Set task -
Pick out each line containing the string "name" and copy it.

Excerpted data -
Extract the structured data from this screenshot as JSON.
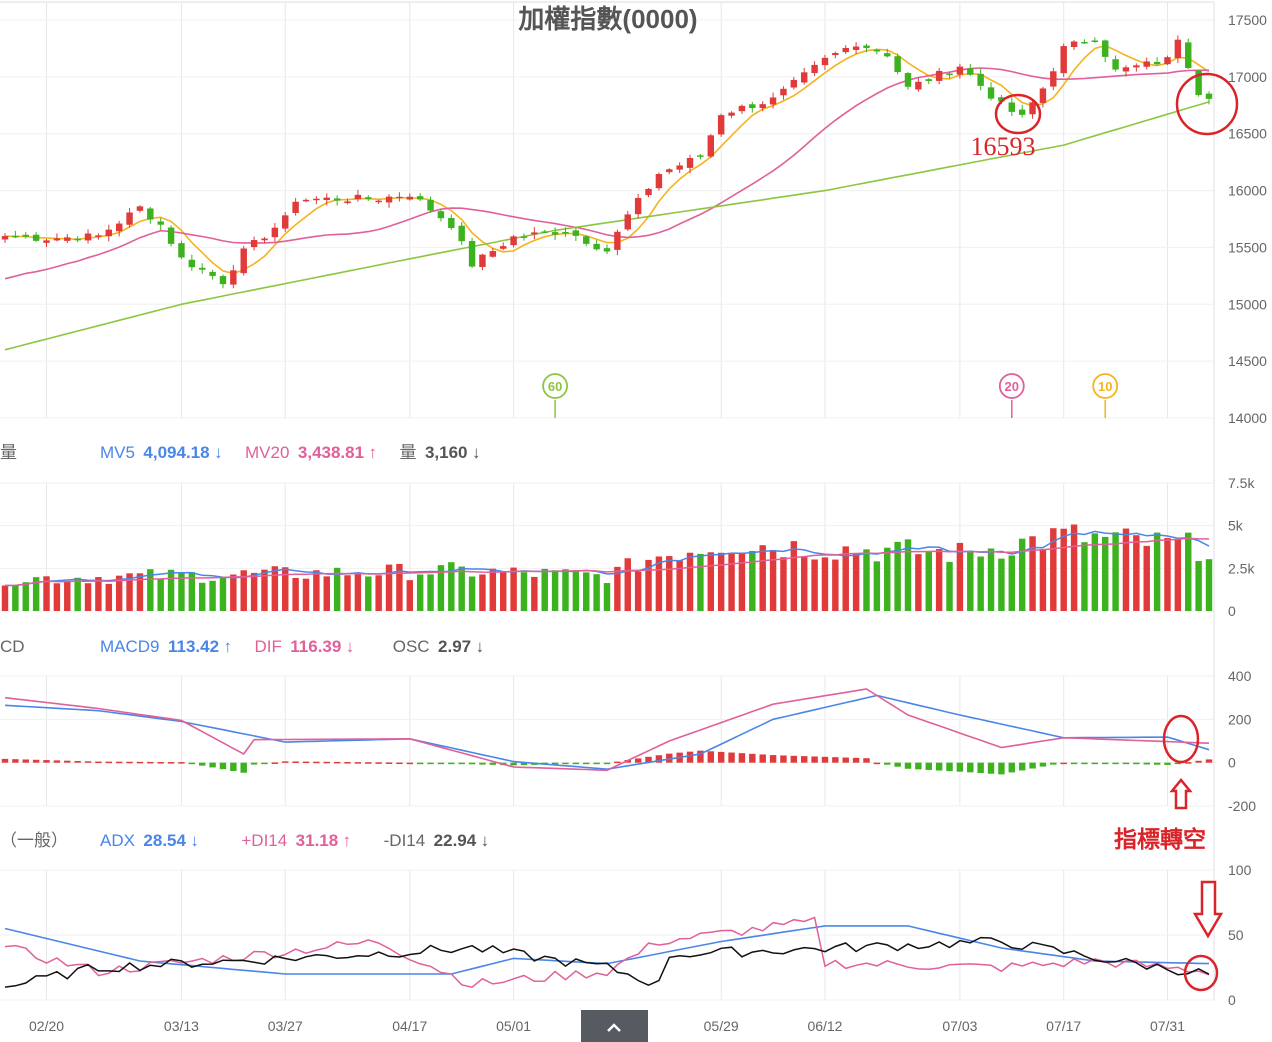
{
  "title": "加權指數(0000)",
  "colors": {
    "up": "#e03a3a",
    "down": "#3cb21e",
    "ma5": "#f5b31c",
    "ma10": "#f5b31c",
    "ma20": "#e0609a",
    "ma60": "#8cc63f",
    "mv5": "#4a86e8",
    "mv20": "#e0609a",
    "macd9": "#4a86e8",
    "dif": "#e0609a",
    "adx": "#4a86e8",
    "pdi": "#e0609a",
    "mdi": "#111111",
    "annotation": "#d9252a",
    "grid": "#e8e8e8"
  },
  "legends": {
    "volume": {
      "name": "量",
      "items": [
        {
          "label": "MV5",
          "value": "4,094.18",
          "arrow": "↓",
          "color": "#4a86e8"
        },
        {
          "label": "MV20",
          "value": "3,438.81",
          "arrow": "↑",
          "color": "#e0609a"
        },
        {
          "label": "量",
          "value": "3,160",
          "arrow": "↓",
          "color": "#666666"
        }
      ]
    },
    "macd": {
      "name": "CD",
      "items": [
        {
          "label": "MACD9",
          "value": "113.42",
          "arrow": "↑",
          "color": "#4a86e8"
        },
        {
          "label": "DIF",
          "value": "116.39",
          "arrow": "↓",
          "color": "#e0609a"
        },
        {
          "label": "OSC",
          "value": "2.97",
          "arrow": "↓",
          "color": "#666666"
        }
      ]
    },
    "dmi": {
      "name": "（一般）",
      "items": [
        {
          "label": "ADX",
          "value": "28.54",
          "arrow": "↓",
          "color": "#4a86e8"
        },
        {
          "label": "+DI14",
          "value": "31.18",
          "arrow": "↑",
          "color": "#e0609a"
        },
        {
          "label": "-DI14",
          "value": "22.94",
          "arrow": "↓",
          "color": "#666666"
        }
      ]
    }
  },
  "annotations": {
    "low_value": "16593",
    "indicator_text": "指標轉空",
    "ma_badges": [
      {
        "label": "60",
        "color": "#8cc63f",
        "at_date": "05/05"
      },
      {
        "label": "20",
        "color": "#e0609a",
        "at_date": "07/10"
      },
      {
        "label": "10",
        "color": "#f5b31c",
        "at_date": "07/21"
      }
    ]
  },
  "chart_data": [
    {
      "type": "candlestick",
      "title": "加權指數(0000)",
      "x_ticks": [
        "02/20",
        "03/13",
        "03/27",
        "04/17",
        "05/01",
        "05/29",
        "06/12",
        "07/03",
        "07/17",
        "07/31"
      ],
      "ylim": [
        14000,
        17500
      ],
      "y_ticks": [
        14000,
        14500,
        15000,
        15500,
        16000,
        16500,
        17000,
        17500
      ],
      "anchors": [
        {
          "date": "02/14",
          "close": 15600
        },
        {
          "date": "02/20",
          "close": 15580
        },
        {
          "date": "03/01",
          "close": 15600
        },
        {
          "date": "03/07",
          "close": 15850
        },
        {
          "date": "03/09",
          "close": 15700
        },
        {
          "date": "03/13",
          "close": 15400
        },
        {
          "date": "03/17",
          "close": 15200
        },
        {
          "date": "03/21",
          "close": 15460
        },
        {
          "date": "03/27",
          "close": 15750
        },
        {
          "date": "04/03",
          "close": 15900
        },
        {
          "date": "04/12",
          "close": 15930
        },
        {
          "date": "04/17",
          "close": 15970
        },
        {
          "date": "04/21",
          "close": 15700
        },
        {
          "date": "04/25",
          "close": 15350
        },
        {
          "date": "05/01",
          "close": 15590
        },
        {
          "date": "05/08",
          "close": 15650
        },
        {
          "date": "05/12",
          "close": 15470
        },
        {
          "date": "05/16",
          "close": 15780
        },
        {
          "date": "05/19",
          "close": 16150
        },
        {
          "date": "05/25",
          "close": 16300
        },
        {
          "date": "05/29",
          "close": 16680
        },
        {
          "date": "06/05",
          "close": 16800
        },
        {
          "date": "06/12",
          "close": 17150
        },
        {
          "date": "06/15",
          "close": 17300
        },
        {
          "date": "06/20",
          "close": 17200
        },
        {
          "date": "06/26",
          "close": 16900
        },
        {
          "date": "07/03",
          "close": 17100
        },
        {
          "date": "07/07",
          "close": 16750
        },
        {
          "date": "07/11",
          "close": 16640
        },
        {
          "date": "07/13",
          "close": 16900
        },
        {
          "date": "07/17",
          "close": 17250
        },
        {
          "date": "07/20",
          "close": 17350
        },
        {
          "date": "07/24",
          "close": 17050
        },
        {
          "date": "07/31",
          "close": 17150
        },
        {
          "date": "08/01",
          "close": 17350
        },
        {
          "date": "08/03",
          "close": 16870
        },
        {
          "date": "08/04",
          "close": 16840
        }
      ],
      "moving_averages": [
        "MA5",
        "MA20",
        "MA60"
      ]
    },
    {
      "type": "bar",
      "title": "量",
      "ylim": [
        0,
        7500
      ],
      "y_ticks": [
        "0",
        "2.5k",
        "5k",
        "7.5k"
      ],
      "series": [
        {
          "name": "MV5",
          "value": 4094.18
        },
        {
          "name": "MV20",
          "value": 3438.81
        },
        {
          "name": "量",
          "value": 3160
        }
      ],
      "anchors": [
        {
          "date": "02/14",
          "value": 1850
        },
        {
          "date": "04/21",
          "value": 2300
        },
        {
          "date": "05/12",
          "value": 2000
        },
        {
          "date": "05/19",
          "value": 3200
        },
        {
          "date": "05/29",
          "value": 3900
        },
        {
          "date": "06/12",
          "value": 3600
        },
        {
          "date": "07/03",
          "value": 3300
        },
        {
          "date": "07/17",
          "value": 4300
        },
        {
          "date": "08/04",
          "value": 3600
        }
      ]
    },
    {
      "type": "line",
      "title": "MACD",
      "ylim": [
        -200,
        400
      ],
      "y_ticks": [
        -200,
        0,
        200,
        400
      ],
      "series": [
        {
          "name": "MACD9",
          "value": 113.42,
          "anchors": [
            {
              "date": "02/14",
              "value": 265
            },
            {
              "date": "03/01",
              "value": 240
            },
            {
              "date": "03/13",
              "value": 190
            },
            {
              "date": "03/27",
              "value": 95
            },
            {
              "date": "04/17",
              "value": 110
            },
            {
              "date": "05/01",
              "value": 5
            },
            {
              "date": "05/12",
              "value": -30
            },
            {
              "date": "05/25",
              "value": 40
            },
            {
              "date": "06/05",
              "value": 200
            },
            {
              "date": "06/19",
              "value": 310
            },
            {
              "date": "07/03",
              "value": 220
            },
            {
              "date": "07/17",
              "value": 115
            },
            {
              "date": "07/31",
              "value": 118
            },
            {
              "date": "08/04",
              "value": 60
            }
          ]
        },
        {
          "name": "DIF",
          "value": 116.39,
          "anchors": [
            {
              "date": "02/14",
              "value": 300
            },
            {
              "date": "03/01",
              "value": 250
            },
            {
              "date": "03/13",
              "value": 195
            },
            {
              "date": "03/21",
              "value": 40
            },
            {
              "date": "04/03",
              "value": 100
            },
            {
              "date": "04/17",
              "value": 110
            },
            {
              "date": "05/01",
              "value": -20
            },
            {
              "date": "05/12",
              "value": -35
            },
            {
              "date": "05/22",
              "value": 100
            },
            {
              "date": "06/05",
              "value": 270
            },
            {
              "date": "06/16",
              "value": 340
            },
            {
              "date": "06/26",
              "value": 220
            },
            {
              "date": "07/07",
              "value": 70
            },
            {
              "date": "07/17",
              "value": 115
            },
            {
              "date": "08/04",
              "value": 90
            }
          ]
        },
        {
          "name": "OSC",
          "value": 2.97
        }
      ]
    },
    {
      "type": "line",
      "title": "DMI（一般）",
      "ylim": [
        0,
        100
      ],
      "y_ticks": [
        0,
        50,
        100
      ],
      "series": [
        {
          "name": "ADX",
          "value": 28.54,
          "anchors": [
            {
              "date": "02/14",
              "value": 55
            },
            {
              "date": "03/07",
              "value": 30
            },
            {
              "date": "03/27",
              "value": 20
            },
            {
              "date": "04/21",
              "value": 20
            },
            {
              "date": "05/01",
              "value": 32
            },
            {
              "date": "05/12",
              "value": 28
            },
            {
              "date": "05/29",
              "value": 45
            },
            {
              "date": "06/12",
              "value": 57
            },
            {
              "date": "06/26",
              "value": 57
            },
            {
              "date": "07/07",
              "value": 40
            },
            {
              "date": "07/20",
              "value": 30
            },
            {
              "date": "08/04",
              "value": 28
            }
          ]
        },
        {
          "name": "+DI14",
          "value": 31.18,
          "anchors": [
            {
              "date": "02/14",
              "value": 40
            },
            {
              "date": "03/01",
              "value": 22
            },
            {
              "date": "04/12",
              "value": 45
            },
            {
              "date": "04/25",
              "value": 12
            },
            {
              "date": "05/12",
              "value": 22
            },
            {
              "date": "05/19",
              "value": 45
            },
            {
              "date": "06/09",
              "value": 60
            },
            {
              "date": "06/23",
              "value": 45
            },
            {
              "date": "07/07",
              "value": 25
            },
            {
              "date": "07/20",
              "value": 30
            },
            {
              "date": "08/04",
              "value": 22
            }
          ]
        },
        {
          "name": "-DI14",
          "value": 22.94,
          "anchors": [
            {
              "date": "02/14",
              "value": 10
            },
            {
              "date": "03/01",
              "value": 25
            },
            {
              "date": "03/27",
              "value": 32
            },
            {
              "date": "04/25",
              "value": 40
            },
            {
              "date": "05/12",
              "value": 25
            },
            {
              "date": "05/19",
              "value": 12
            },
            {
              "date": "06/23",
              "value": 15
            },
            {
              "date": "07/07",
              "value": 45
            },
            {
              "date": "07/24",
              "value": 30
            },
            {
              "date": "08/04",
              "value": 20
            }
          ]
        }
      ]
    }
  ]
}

Full response -
      "name": "量",
      "name": "CD",
      "name": "（一般）",
          "name": "MV5",
          "name": "MV20",
          "name": "量",
          "name": "MACD9",
          "name": "DIF",
          "name": "OSC",
          "name": "ADX",
          "name": "+DI14",
          "name": "-DI14",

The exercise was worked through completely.